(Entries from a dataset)
──────
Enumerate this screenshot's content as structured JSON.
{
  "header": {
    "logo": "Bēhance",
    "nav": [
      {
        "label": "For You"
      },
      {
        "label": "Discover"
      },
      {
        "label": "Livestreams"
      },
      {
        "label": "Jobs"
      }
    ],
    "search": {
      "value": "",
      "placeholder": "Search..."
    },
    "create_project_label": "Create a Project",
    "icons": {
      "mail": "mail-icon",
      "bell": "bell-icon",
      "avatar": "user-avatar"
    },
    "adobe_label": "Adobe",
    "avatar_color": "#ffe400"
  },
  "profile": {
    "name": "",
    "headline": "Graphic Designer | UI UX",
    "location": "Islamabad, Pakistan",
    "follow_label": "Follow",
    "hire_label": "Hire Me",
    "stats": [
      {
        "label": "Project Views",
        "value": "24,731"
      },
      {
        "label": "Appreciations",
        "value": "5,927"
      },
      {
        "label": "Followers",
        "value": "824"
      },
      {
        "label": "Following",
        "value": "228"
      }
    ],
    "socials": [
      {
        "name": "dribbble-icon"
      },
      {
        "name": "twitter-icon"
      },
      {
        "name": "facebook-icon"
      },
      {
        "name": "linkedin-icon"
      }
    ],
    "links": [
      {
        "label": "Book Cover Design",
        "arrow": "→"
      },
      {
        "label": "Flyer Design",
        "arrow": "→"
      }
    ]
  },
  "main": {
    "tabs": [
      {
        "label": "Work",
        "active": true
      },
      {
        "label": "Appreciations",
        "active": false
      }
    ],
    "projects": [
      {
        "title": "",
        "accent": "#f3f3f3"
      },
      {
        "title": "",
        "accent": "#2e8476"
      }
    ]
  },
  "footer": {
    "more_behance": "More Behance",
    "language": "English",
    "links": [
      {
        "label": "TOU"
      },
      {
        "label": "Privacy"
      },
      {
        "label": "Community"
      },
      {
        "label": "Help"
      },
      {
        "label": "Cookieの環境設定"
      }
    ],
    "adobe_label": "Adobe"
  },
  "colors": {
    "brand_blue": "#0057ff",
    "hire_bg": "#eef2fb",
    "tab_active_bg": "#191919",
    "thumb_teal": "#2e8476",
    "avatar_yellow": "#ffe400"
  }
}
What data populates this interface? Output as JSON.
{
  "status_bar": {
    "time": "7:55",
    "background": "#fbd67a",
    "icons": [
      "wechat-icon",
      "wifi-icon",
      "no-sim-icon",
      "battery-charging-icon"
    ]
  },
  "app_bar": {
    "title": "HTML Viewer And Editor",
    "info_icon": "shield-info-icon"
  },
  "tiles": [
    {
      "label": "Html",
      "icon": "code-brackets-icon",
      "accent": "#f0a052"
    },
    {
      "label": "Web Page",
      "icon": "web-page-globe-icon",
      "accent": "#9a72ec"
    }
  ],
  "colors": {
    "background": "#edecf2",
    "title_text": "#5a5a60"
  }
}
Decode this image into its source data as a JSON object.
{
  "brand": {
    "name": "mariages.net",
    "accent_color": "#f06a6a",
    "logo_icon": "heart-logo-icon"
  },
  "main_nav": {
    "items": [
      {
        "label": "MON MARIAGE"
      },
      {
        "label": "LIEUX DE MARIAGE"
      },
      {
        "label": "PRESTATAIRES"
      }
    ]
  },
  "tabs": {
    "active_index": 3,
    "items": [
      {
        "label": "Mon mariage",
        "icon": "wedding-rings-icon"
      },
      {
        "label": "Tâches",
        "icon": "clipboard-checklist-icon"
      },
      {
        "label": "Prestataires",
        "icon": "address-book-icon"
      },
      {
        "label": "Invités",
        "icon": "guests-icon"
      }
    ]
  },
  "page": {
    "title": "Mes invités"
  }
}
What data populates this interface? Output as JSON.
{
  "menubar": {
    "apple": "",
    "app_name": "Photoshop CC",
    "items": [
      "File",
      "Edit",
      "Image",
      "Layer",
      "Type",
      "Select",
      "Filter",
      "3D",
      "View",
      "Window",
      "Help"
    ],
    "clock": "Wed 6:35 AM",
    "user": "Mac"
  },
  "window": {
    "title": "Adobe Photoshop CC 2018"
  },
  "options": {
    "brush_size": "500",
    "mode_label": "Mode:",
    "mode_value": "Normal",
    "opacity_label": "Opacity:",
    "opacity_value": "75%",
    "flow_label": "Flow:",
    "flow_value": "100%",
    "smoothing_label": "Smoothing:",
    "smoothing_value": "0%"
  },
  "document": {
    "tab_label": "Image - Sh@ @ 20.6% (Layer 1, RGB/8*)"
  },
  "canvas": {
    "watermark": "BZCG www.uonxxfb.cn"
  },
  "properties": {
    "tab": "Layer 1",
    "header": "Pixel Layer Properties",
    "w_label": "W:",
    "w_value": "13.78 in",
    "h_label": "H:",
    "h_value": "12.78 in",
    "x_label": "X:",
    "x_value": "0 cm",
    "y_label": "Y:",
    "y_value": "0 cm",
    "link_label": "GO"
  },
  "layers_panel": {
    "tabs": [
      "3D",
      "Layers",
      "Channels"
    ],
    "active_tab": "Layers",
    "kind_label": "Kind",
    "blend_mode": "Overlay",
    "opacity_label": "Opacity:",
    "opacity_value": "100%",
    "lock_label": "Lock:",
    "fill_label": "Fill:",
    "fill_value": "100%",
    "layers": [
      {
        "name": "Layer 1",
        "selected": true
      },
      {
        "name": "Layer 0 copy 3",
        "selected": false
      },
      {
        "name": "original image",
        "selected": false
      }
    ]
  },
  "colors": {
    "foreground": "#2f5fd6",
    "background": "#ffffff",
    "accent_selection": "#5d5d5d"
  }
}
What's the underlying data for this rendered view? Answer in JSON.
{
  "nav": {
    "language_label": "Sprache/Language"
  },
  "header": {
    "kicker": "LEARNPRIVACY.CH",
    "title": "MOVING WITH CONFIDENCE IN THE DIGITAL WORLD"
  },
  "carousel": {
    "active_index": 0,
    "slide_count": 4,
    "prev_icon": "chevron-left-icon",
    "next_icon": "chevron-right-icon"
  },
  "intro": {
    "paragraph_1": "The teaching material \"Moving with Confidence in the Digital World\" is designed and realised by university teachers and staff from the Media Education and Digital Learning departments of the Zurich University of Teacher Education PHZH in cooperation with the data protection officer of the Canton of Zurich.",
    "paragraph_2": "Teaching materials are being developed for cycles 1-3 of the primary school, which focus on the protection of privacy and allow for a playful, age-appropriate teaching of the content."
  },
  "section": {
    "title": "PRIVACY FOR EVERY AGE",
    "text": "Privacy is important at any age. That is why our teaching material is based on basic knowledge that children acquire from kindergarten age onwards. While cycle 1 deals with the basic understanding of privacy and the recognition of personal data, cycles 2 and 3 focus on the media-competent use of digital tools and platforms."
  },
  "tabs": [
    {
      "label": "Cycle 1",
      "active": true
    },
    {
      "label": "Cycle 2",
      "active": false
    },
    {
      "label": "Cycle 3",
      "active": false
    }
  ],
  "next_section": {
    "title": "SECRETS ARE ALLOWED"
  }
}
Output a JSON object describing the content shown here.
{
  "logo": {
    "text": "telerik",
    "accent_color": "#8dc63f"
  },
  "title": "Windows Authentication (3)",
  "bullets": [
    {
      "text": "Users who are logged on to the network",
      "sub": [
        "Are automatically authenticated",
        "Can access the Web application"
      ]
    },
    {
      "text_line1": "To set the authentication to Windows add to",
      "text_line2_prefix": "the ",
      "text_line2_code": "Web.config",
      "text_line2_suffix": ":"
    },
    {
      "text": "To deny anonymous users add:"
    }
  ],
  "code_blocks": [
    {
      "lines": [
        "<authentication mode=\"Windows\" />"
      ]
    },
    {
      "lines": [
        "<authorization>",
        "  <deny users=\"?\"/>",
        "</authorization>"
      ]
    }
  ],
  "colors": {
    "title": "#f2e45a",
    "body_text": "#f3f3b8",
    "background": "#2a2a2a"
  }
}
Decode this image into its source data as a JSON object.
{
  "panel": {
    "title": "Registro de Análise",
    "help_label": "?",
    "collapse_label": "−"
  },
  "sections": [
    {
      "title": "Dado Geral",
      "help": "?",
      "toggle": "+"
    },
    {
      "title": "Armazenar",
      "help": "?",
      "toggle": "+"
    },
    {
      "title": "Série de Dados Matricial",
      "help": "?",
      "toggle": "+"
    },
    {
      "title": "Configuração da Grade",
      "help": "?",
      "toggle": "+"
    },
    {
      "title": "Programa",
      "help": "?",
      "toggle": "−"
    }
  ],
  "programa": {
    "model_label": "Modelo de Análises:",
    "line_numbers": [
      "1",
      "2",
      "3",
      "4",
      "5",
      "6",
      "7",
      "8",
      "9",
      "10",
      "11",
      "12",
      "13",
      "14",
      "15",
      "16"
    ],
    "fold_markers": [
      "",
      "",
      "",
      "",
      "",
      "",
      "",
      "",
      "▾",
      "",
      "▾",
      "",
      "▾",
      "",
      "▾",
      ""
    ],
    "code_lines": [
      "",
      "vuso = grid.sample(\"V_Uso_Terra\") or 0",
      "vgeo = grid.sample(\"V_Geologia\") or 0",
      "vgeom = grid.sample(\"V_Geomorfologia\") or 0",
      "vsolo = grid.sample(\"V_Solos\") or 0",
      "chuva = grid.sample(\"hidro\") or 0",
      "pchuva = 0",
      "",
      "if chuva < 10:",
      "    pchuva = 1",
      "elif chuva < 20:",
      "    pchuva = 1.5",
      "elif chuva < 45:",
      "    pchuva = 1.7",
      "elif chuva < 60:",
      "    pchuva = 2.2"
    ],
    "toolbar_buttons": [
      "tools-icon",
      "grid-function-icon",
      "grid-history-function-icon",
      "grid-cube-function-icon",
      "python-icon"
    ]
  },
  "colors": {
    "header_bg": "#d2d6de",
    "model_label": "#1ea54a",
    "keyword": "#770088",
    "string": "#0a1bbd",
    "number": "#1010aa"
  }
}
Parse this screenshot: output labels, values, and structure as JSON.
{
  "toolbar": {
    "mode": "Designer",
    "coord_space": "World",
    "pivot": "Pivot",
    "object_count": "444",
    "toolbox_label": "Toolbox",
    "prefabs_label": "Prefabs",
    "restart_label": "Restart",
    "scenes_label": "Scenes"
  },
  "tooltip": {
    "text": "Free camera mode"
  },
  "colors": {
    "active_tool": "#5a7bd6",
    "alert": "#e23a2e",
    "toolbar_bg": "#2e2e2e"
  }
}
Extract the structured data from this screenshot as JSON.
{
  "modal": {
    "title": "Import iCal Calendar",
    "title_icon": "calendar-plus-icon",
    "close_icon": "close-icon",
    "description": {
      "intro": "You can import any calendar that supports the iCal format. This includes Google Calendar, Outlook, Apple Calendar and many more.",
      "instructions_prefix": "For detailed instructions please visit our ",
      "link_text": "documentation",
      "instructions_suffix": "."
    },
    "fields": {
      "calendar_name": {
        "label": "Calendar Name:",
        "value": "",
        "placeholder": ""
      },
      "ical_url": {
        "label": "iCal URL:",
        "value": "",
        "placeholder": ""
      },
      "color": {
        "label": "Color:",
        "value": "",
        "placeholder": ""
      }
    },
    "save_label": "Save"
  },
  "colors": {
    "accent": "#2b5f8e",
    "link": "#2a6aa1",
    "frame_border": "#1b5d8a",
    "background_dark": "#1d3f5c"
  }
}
──────
• Objective: Identify and copy the lines holding the word "chevron".

• Task solution:
    "prev_icon": "chevron-left-icon",
    "next_icon": "chevron-right-icon"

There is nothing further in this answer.